Data excerpts
::::::::

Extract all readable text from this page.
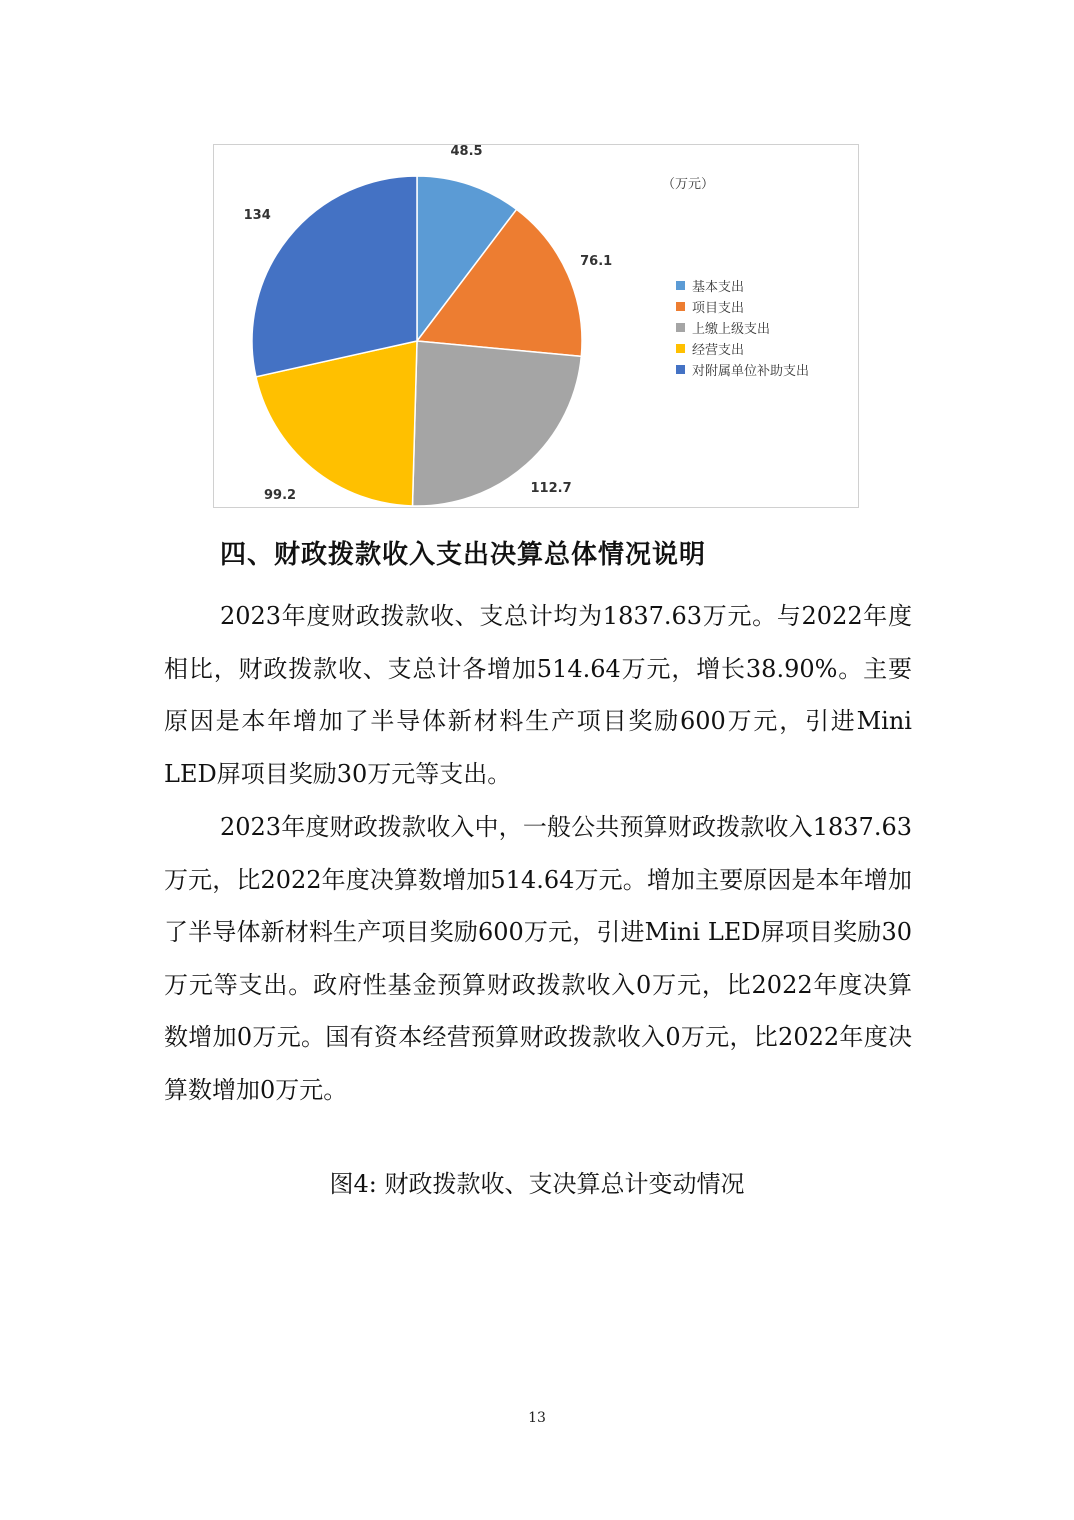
（万元）
基本支出
项目支出
上缴上级支出
经营支出
对附属单位补助支出
48.5
76.1
112.7
99.2
134
四、财政拨款收入支出决算总体情况说明

2023年度财政拨款收、支总计均为1837.63万元。与2022年度相比，财政拨款收、支总计各增加514.64万元，增长38.90%。主要原因是本年增加了半导体新材料生产项目奖励600万元，引进Mini LED屏项目奖励30万元等支出。

2023年度财政拨款收入中，一般公共预算财政拨款收入1837.63万元，比2022年度决算数增加514.64万元。增加主要原因是本年增加了半导体新材料生产项目奖励600万元，引进Mini LED屏项目奖励30万元等支出。政府性基金预算财政拨款收入0万元，比2022年度决算数增加0万元。国有资本经营预算财政拨款收入0万元，比2022年度决算数增加0万元。

图4: 财政拨款收、支决算总计变动情况
13
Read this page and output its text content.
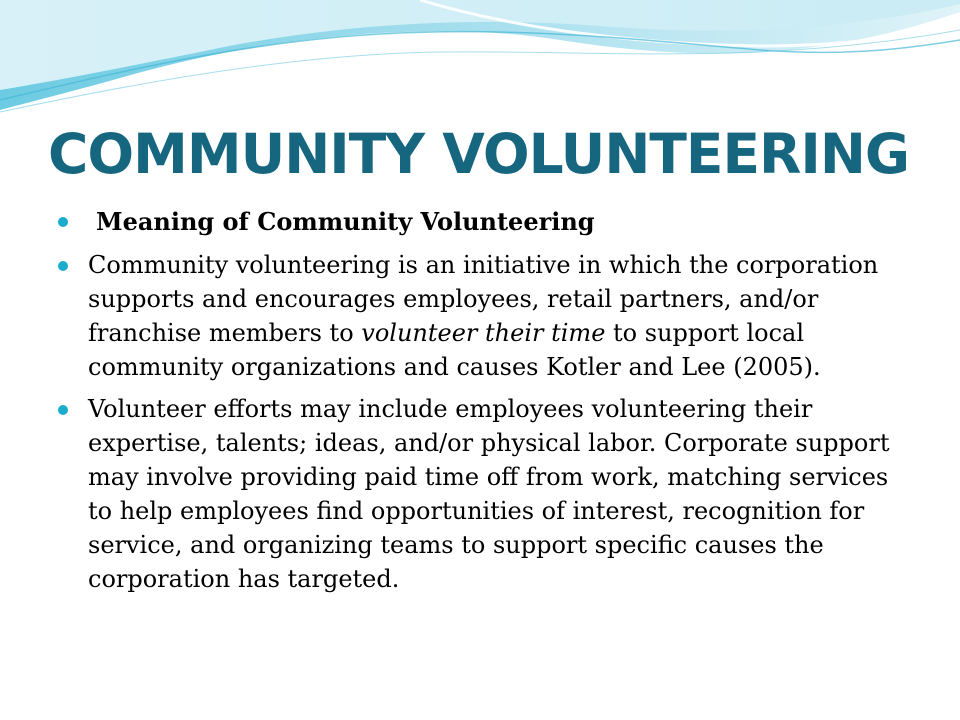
COMMUNITY VOLUNTEERING
Meaning of Community Volunteering
Community volunteering is an initiative in which the corporation supports and encourages employees, retail partners, and/or franchise members to volunteer their time to support local community organizations and causes Kotler and Lee (2005).
Volunteer efforts may include employees volunteering their expertise, talents; ideas, and/or physical labor. Corporate support may involve providing paid time off from work, matching services to help employees find opportunities of interest, recognition for service, and organizing teams to support specific causes the corporation has targeted.
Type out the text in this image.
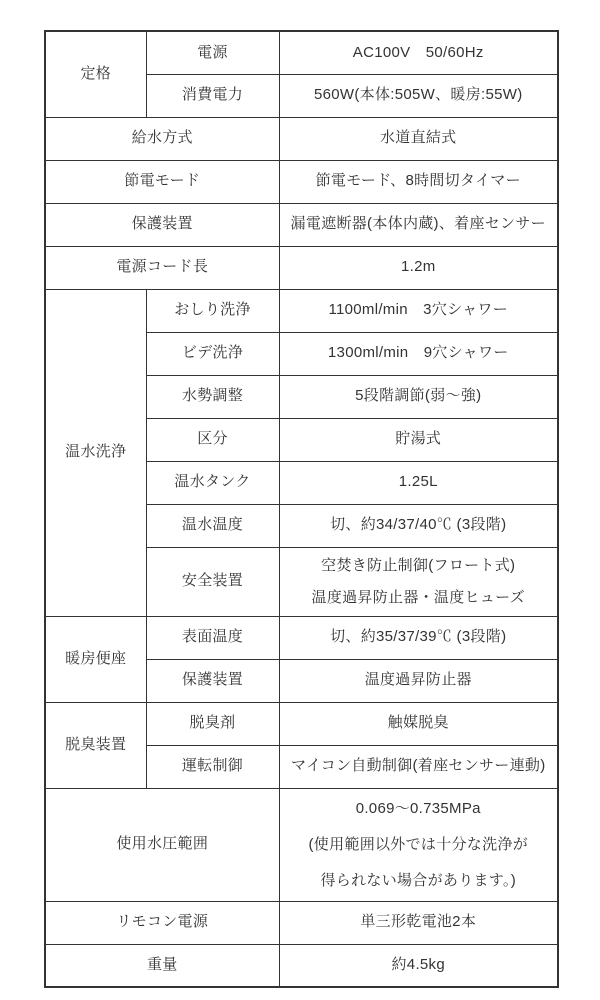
定格	電源	AC100V　50/60Hz
	消費電力	560W(本体:505W、暖房:55W)
給水方式		水道直結式
節電モード		節電モード、8時間切タイマー
保護装置		漏電遮断器(本体内蔵)、着座センサー
電源コード長		1.2m
温水洗浄	おしり洗浄	1100ml/min　3穴シャワー
	ビデ洗浄	1300ml/min　9穴シャワー
	水勢調整	5段階調節(弱～強)
	区分	貯湯式
	温水タンク	1.25L
	温水温度	切、約34/37/40℃ (3段階)
	安全装置	空焚き防止制御(フロート式)
温度過昇防止器・温度ヒューズ

暖房便座	表面温度	切、約35/37/39℃ (3段階)
	保護装置	温度過昇防止器
脱臭装置	脱臭剤	触媒脱臭
	運転制御	マイコン自動制御(着座センサー連動)
使用水圧範囲		0.069～0.735MPa
(使用範囲以外では十分な洗浄が
得られない場合があります。)

リモコン電源		単三形乾電池2本
重量		約4.5kg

::::::::

The problem
Extract each line from the entries above that contains the string "employees".

Exercise result
Community volunteering is an initiative in which the corporation supports and encourages employees, retail partners, and/or franchise members to volunteer their time to support local community organizations and causes Kotler and Lee (2005).
Volunteer efforts may include employees volunteering their expertise, talents; ideas, and/or physical labor. Corporate support may involve providing paid time off from work, matching services to help employees find opportunities of interest, recognition for service, and organizing teams to support specific causes the corporation has targeted.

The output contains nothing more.